[Instruction] Find the lines with "Упет" in them and copy them out.

^^^^^^^^

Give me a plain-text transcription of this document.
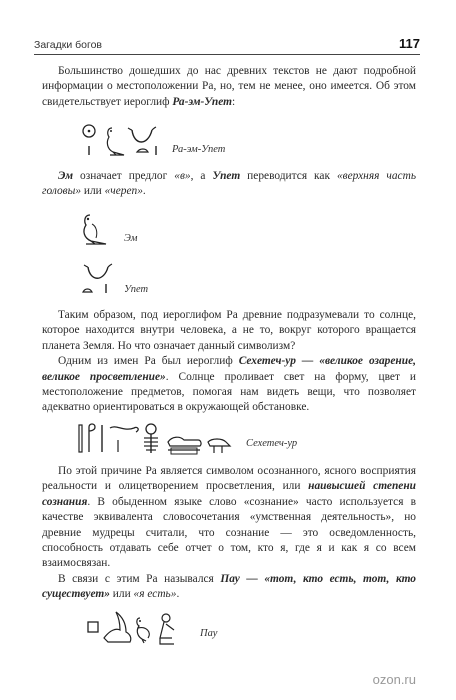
Загадки богов	117

Большинство дошедших до нас древних текстов не дают подробной информации о местоположении Ра, но, тем не менее, оно имеется. Об этом свидетельствует иероглиф Ра-эм-Упет:

Ра-эм-Упет

Эм означает предлог «в», а Упет переводится как «верхняя часть головы» или «череп».

Эм
Упет

Таким образом, под иероглифом Ра древние подразумевали то солнце, которое находится внутри человека, а не то, вокруг которого вращается планета Земля. Но что означает данный символизм?

Одним из имен Ра был иероглиф Сехетеч-ур — «великое озарение, великое просветление». Солнце проливает свет на форму, цвет и местоположение предметов, помогая нам видеть вещи, что позволяет адекватно ориентироваться в окружающей обстановке.

Сехетеч-ур

По этой причине Ра является символом осознанного, ясного восприятия реальности и олицетворением просветления, или наивысшей степени сознания. В обыденном языке слово «сознание» часто используется в качестве эквивалента словосочетания «умственная деятельность», но древние мудрецы считали, что сознание — это осведомленность, способность отдавать себе отчет о том, кто я, где я и как я со всем взаимосвязан.

В связи с этим Ра назывался Пау — «тот, кто есть, тот, кто существует» или «я есть».

Пау
ozon.ru
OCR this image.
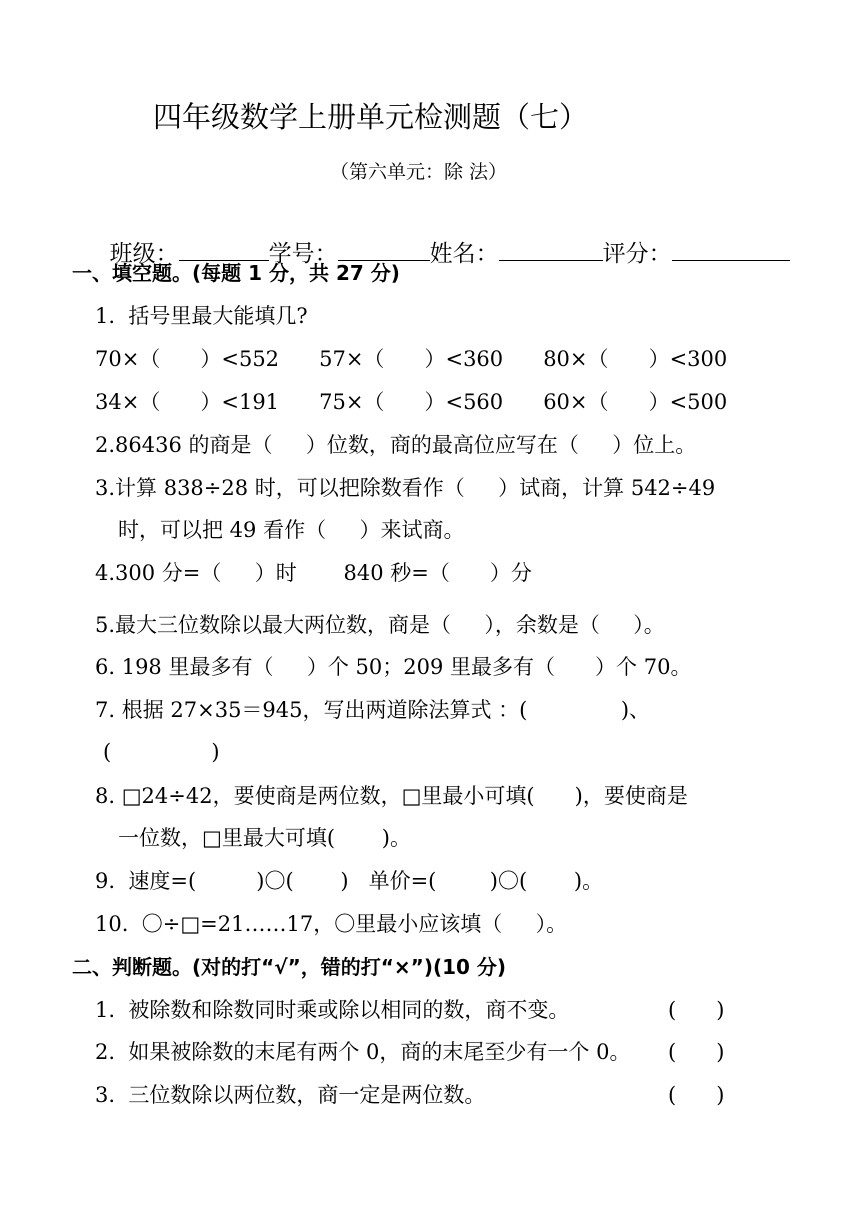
四年级数学上册单元检测题（七）
（第六单元：除 法）

班级：	学号：	姓名：	评分：

一、填空题。(每题 1 分，共 27 分)
1.  括号里最大能填几?
70×（      ）<552      57×（      ）<360      80×（      ）<300
34×（      ）<191      75×（      ）<560      60×（      ）<500
2.86436 的商是（     ）位数，商的最高位应写在（     ）位上。
3.计算 838÷28 时，可以把除数看作（     ）试商，计算 542÷49
时，可以把 49 看作（     ）来试商。
4.300 分=（     ）时       840 秒=（      ）分
5.最大三位数除以最大两位数，商是（     ），余数是（     ）。
6. 198 里最多有（     ）个 50；209 里最多有（      ）个 70。
7. 根据 27×35＝945，写出两道除法算式 ：(              )、
(               )
8. □24÷42，要使商是两位数，□里最小可填(      )，要使商是
一位数，□里最大可填(       )。
9.  速度=(         )〇(       )   单价=(        )〇(       )。
10.  〇÷□=21……17，〇里最小应该填（     ）。
二、判断题。(对的打“√”，错的打“×”)(10 分)
1.  被除数和除数同时乘或除以相同的数，商不变。	(      )
2.  如果被除数的末尾有两个 0，商的末尾至少有一个 0。 (      )
3.  三位数除以两位数，商一定是两位数。	(      )
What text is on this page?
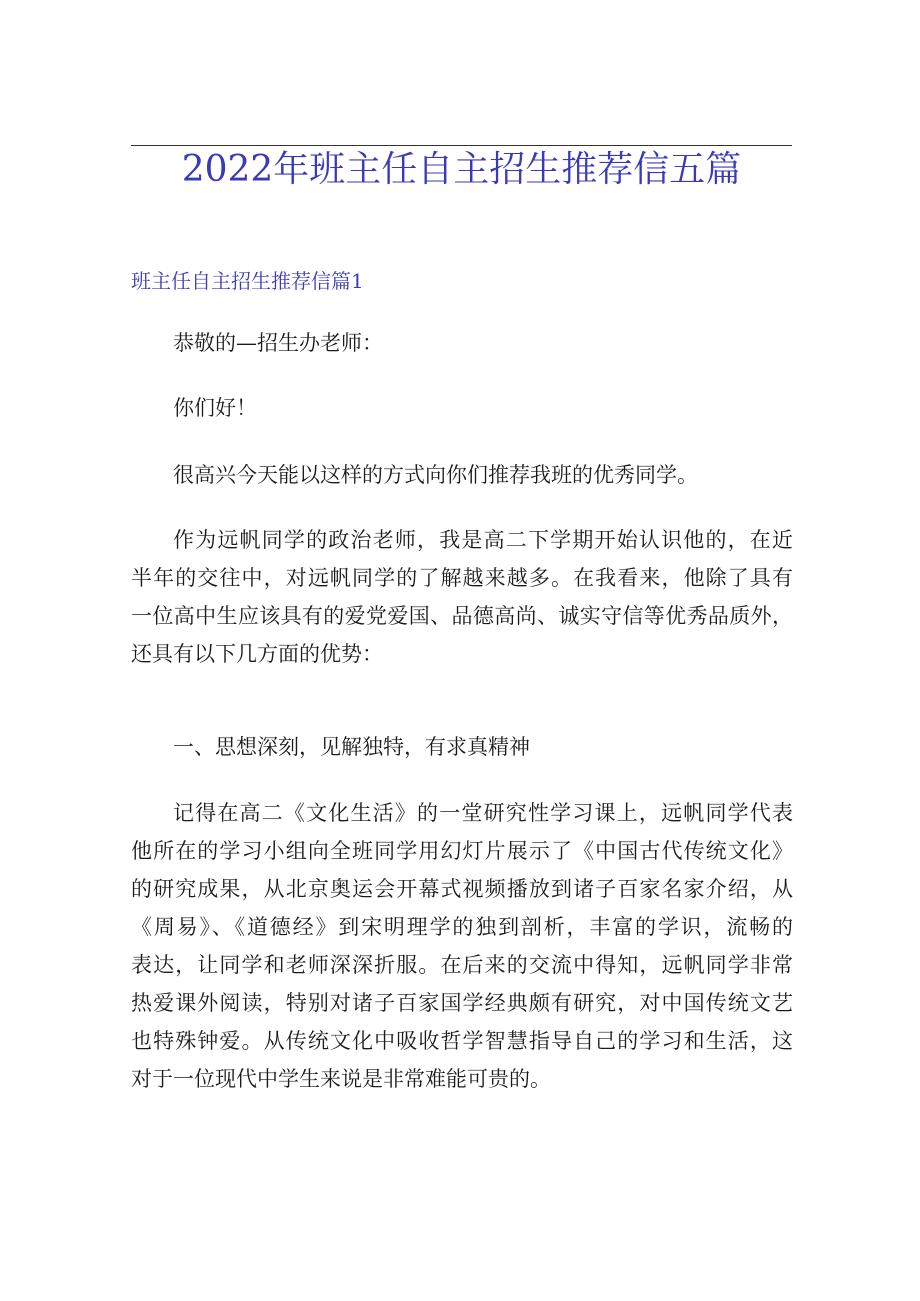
2022年班主任自主招生推荐信五篇
班主任自主招生推荐信篇1
恭敬的—招生办老师：
你们好！
很高兴今天能以这样的方式向你们推荐我班的优秀同学。
作为远帆同学的政治老师，我是高二下学期开始认识他的，在近
半年的交往中，对远帆同学的了解越来越多。在我看来，他除了具有
一位高中生应该具有的爱党爱国、品德高尚、诚实守信等优秀品质外，
还具有以下几方面的优势：
一、思想深刻，见解独特，有求真精神
记得在高二《文化生活》的一堂研究性学习课上，远帆同学代表
他所在的学习小组向全班同学用幻灯片展示了《中国古代传统文化》
的研究成果，从北京奥运会开幕式视频播放到诸子百家名家介绍，从
《周易》、《道德经》到宋明理学的独到剖析，丰富的学识，流畅的
表达，让同学和老师深深折服。在后来的交流中得知，远帆同学非常
热爱课外阅读，特别对诸子百家国学经典颇有研究，对中国传统文艺
也特殊钟爱。从传统文化中吸收哲学智慧指导自己的学习和生活，这
对于一位现代中学生来说是非常难能可贵的。
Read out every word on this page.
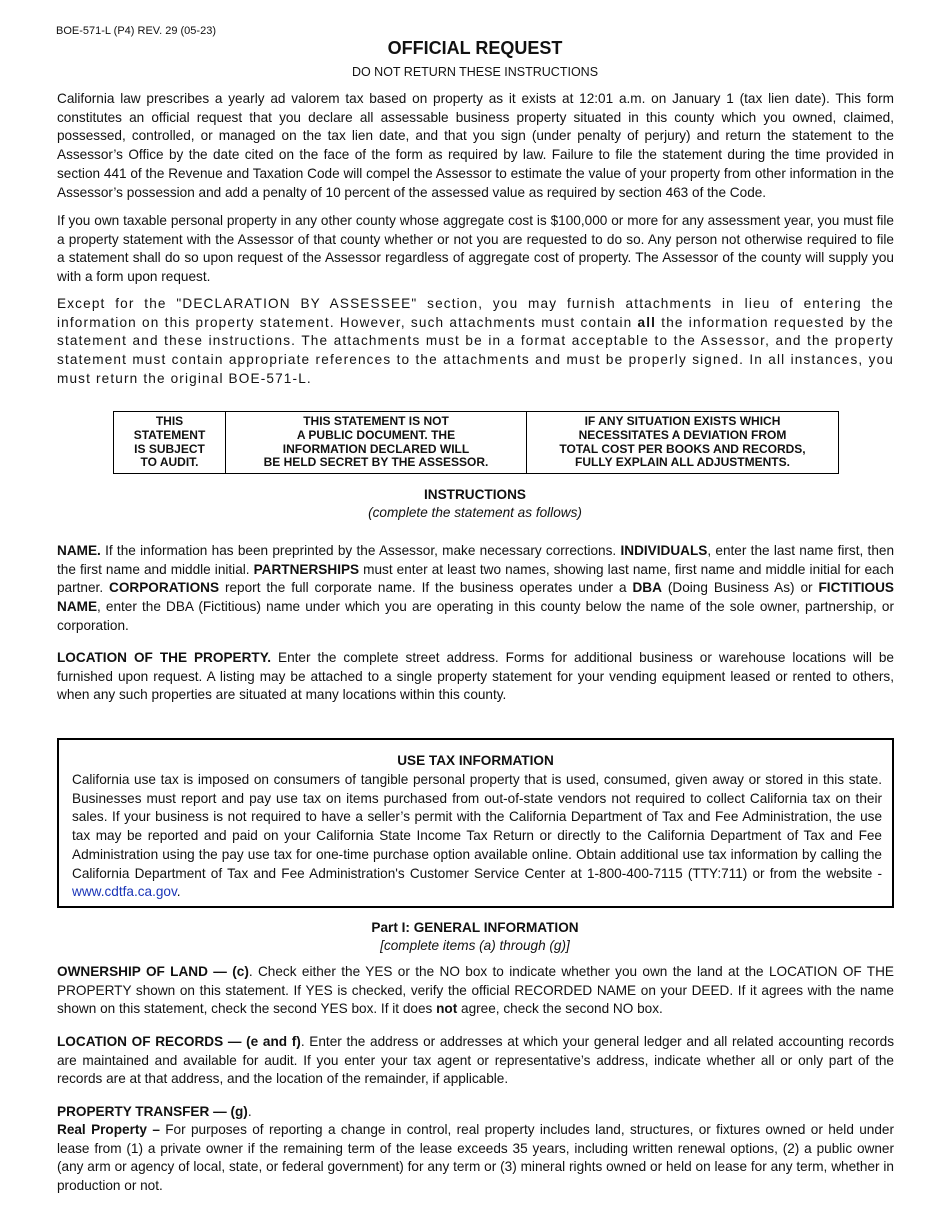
BOE-571-L (P4) REV. 29 (05-23)
OFFICIAL REQUEST
DO NOT RETURN THESE INSTRUCTIONS

California law prescribes a yearly ad valorem tax based on property as it exists at 12:01 a.m. on January 1 (tax lien date). This form constitutes an official request that you declare all assessable business property situated in this county which you owned, claimed, possessed, controlled, or managed on the tax lien date, and that you sign (under penalty of perjury) and return the statement to the Assessor’s Office by the date cited on the face of the form as required by law. Failure to file the statement during the time provided in section 441 of the Revenue and Taxation Code will compel the Assessor to estimate the value of your property from other information in the Assessor’s possession and add a penalty of 10 percent of the assessed value as required by section 463 of the Code.

If you own taxable personal property in any other county whose aggregate cost is $100,000 or more for any assessment year, you must file a property statement with the Assessor of that county whether or not you are requested to do so. Any person not otherwise required to file a statement shall do so upon request of the Assessor regardless of aggregate cost of property. The Assessor of the county will supply you with a form upon request.

Except for the "DECLARATION BY ASSESSEE" section, you may furnish attachments in lieu of entering the information on this property statement. However, such attachments must contain all the information requested by the statement and these instructions. The attachments must be in a format acceptable to the Assessor, and the property statement must contain appropriate references to the attachments and must be properly signed. In all instances, you must return the original BOE-571-L.

THIS
STATEMENT
IS SUBJECT
TO AUDIT.

THIS STATEMENT IS NOT
A PUBLIC DOCUMENT. THE
INFORMATION DECLARED WILL
BE HELD SECRET BY THE ASSESSOR.

IF ANY SITUATION EXISTS WHICH
NECESSITATES A DEVIATION FROM
TOTAL COST PER BOOKS AND RECORDS,
FULLY EXPLAIN ALL ADJUSTMENTS.
INSTRUCTIONS
(complete the statement as follows)

NAME. If the information has been preprinted by the Assessor, make necessary corrections. INDIVIDUALS, enter the last name first, then the first name and middle initial. PARTNERSHIPS must enter at least two names, showing last name, first name and middle initial for each partner. CORPORATIONS report the full corporate name. If the business operates under a DBA (Doing Business As) or FICTITIOUS NAME, enter the DBA (Fictitious) name under which you are operating in this county below the name of the sole owner, partnership, or corporation.

LOCATION OF THE PROPERTY. Enter the complete street address. Forms for additional business or warehouse locations will be furnished upon request. A listing may be attached to a single property statement for your vending equipment leased or rented to others, when any such properties are situated at many locations within this county.

USE TAX INFORMATION

California use tax is imposed on consumers of tangible personal property that is used, consumed, given away or stored in this state. Businesses must report and pay use tax on items purchased from out-of-state vendors not required to collect California tax on their sales. If your business is not required to have a seller’s permit with the California Department of Tax and Fee Administration, the use tax may be reported and paid on your California State Income Tax Return or directly to the California Department of Tax and Fee Administration using the pay use tax for one-time purchase option available online. Obtain additional use tax information by calling the California Department of Tax and Fee Administration's Customer Service Center at 1-800-400-7115 (TTY:711) or from the website - www.cdtfa.ca.gov.

Part I: GENERAL INFORMATION
[complete items (a) through (g)]

OWNERSHIP OF LAND — (c). Check either the YES or the NO box to indicate whether you own the land at the LOCATION OF THE PROPERTY shown on this statement. If YES is checked, verify the official RECORDED NAME on your DEED. If it agrees with the name shown on this statement, check the second YES box. If it does not agree, check the second NO box.

LOCATION OF RECORDS — (e and f). Enter the address or addresses at which your general ledger and all related accounting records are maintained and available for audit. If you enter your tax agent or representative’s address, indicate whether all or only part of the records are at that address, and the location of the remainder, if applicable.

PROPERTY TRANSFER — (g).

Real Property – For purposes of reporting a change in control, real property includes land, structures, or fixtures owned or held under lease from (1) a private owner if the remaining term of the lease exceeds 35 years, including written renewal options, (2) a public owner (any arm or agency of local, state, or federal government) for any term or (3) mineral rights owned or held on lease for any term, whether in production or not.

^^^^^^^^

[Answer to this task]
Большинство дошедших до нас древних текстов не дают подробной информации о местоположении Ра, но, тем не менее, оно имеется. Об этом свидетельствует иероглиф Ра-эм-Упет:
Ра-эм-Упет
Эм означает предлог «в», а Упет переводится как «верхняя часть головы» или «череп».
Упет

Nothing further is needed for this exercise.